YOUR INSTRUCTIONS - Show all lines from the listing below that contain "STRADALE".

(Dataset entries)
◆ ◆ ◆

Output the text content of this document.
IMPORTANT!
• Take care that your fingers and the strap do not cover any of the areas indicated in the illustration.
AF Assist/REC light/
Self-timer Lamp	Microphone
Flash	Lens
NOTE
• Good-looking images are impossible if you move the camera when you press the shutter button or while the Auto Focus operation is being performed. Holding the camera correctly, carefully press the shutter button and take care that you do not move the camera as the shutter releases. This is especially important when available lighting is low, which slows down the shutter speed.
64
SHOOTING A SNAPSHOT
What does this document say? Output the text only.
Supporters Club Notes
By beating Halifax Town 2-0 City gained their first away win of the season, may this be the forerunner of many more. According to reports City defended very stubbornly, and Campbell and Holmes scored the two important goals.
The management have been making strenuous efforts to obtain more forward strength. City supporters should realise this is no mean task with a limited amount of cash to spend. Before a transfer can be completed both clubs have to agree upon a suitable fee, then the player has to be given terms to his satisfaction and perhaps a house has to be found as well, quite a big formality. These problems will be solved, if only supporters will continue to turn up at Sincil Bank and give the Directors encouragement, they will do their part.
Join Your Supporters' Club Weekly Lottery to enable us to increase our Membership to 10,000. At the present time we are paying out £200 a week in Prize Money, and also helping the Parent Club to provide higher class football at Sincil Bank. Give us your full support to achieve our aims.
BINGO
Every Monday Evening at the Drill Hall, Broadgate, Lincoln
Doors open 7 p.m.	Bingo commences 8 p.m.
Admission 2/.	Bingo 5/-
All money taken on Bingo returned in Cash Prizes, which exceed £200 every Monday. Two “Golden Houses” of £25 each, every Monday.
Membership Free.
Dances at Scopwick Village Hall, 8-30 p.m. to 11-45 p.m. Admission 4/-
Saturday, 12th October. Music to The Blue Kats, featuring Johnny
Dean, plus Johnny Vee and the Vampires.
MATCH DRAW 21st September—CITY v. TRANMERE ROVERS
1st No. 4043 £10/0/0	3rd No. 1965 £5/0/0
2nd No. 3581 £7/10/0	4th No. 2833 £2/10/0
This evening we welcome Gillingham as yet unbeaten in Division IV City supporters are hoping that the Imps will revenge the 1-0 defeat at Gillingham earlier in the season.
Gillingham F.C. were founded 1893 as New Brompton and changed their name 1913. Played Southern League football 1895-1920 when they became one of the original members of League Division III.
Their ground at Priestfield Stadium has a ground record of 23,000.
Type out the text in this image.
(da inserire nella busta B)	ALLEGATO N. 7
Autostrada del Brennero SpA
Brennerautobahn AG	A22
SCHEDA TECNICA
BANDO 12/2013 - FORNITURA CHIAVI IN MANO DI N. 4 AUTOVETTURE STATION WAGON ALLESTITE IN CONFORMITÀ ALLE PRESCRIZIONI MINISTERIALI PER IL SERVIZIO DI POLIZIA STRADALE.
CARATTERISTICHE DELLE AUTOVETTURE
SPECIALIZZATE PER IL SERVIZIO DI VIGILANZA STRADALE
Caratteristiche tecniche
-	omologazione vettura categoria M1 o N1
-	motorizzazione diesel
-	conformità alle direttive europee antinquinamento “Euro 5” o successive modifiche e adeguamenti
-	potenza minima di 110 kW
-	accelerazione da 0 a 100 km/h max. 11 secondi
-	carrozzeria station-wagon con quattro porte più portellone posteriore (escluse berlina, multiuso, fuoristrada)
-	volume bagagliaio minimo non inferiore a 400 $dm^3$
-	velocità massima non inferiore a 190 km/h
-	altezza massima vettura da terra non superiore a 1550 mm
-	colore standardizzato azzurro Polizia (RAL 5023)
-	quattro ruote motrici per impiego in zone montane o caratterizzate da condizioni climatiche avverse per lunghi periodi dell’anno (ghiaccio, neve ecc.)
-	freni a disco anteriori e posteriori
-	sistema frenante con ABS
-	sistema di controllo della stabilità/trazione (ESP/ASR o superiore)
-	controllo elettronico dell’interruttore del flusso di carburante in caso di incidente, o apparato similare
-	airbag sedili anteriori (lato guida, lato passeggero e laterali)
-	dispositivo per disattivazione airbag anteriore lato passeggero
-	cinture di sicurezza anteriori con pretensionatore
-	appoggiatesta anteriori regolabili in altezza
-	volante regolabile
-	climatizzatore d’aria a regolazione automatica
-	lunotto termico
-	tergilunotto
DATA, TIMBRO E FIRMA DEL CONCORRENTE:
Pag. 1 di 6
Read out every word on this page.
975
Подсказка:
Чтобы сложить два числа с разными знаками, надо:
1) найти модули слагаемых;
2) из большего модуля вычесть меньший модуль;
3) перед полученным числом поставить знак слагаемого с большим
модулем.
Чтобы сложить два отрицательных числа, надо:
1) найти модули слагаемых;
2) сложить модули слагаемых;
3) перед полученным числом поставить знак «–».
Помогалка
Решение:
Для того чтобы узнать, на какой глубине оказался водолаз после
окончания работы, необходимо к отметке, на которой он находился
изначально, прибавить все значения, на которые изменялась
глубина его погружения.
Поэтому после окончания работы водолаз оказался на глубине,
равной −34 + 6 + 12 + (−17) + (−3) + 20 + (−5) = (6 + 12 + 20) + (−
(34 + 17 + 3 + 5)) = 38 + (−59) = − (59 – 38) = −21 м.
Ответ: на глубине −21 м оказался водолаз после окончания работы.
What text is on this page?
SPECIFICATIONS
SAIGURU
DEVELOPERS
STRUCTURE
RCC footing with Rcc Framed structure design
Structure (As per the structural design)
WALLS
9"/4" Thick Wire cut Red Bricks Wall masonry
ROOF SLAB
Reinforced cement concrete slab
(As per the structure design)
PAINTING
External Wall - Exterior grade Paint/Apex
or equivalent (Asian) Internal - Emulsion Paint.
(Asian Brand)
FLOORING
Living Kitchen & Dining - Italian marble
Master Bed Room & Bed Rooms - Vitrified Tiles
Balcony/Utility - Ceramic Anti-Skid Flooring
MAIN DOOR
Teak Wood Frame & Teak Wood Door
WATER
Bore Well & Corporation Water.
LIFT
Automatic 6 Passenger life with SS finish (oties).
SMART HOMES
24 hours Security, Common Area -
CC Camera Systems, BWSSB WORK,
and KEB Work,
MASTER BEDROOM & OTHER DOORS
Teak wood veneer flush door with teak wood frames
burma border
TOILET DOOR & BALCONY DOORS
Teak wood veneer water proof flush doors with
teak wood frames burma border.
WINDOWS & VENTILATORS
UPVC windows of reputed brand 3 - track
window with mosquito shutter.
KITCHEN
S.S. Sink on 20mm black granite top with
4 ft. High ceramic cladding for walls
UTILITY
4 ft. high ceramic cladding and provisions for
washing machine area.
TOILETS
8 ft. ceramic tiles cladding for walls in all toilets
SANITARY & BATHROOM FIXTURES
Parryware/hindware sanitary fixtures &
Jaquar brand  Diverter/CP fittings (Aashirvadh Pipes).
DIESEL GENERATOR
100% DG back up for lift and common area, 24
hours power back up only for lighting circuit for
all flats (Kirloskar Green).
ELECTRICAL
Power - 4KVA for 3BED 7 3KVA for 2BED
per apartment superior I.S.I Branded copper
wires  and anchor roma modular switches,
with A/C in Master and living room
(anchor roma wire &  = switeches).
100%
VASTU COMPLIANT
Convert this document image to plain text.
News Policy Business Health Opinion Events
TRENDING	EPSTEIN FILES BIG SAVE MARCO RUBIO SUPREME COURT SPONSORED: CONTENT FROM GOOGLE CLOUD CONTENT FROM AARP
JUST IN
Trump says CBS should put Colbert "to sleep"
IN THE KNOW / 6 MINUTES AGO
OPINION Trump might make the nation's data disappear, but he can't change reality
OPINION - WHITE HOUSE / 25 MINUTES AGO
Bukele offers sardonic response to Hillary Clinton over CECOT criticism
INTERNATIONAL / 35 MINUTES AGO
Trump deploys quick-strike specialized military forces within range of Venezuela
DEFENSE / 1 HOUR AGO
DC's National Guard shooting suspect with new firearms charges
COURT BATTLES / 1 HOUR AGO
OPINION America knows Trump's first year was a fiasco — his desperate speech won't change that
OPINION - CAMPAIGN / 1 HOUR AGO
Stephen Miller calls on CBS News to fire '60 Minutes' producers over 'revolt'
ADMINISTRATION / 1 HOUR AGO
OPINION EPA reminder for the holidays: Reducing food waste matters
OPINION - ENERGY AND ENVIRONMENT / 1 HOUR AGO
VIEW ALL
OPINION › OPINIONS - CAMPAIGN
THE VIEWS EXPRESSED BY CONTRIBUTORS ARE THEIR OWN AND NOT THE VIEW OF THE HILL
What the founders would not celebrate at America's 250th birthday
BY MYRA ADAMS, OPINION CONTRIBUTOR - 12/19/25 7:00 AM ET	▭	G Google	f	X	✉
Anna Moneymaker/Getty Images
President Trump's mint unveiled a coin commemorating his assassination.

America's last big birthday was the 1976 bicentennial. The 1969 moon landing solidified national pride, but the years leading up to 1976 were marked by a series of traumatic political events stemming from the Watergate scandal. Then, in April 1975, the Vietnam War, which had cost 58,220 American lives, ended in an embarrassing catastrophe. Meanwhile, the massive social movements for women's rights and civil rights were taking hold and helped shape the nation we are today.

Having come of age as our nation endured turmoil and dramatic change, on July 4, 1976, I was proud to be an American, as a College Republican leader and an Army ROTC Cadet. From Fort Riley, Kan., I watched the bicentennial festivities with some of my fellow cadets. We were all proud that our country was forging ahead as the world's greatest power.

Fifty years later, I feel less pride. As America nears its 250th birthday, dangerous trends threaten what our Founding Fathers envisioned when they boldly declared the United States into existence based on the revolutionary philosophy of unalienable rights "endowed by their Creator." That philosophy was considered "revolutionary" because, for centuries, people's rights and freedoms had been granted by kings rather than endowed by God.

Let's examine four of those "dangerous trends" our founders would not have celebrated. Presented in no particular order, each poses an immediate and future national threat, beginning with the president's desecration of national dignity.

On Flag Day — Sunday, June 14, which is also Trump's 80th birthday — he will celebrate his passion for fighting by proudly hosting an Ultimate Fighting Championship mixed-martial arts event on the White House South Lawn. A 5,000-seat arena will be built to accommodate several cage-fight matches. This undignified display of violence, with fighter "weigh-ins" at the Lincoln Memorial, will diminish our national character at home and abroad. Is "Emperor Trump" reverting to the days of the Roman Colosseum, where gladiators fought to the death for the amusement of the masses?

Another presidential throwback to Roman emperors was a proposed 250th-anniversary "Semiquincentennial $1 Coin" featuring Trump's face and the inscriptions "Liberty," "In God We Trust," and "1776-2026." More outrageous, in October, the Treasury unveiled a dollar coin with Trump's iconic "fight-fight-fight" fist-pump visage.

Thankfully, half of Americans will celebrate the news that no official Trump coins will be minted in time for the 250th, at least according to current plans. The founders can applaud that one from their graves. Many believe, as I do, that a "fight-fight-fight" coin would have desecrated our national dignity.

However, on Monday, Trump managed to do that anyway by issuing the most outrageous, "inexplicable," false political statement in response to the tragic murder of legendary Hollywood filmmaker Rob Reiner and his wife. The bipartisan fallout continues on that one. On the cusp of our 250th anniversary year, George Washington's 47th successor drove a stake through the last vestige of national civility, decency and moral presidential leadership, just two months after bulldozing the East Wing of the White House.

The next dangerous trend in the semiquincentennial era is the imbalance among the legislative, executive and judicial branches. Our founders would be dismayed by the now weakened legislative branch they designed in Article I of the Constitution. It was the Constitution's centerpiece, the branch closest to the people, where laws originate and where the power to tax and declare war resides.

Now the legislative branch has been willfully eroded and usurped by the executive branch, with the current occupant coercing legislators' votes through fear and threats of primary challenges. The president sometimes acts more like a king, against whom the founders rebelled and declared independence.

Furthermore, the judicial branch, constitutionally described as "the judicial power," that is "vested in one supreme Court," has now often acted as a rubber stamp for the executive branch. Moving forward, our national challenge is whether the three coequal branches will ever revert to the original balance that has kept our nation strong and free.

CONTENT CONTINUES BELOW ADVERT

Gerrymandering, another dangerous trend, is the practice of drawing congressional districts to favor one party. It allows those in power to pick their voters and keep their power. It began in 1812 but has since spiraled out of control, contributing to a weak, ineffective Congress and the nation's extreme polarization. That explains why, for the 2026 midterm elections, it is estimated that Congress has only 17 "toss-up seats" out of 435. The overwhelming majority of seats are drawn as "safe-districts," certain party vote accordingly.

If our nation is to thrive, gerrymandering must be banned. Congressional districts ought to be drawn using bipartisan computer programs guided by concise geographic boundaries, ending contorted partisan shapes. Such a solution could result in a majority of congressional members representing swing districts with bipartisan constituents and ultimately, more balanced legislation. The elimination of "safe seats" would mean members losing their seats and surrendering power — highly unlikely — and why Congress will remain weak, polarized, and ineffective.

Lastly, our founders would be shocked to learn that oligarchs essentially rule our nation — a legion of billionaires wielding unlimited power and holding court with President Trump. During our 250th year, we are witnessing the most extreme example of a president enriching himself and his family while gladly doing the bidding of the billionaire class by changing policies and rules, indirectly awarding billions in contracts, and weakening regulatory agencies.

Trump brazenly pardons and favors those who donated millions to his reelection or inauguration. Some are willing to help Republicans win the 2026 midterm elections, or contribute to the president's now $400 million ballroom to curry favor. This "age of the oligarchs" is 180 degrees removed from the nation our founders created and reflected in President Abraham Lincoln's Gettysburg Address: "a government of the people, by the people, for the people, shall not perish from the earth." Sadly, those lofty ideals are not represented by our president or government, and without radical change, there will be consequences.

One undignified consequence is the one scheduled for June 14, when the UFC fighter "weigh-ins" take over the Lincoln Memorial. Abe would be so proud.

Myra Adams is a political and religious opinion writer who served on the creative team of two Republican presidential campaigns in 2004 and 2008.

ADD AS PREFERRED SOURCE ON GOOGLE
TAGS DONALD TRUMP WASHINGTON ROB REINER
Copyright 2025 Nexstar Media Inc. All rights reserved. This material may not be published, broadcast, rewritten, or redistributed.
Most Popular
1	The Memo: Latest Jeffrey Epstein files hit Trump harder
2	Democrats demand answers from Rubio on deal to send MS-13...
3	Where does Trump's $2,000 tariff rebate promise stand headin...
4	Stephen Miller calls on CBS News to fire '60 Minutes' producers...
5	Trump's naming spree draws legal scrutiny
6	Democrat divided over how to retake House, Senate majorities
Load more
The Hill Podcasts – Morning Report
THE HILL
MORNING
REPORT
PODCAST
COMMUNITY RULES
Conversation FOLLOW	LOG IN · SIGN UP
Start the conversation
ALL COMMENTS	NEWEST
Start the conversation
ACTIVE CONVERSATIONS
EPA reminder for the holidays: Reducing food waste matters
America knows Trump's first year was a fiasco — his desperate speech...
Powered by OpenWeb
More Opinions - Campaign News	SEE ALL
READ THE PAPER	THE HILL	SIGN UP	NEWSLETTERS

◆ ◆ ◆

TASK SOLUTION -
BANDO 12/2013 - FORNITURA CHIAVI IN MANO DI N. 4 AUTOVETTURE STATION WAGON ALLESTITE IN CONFORMITÀ ALLE PRESCRIZIONI MINISTERIALI PER IL SERVIZIO DI POLIZIA STRADALE.
SPECIALIZZATE PER IL SERVIZIO DI VIGILANZA STRADALE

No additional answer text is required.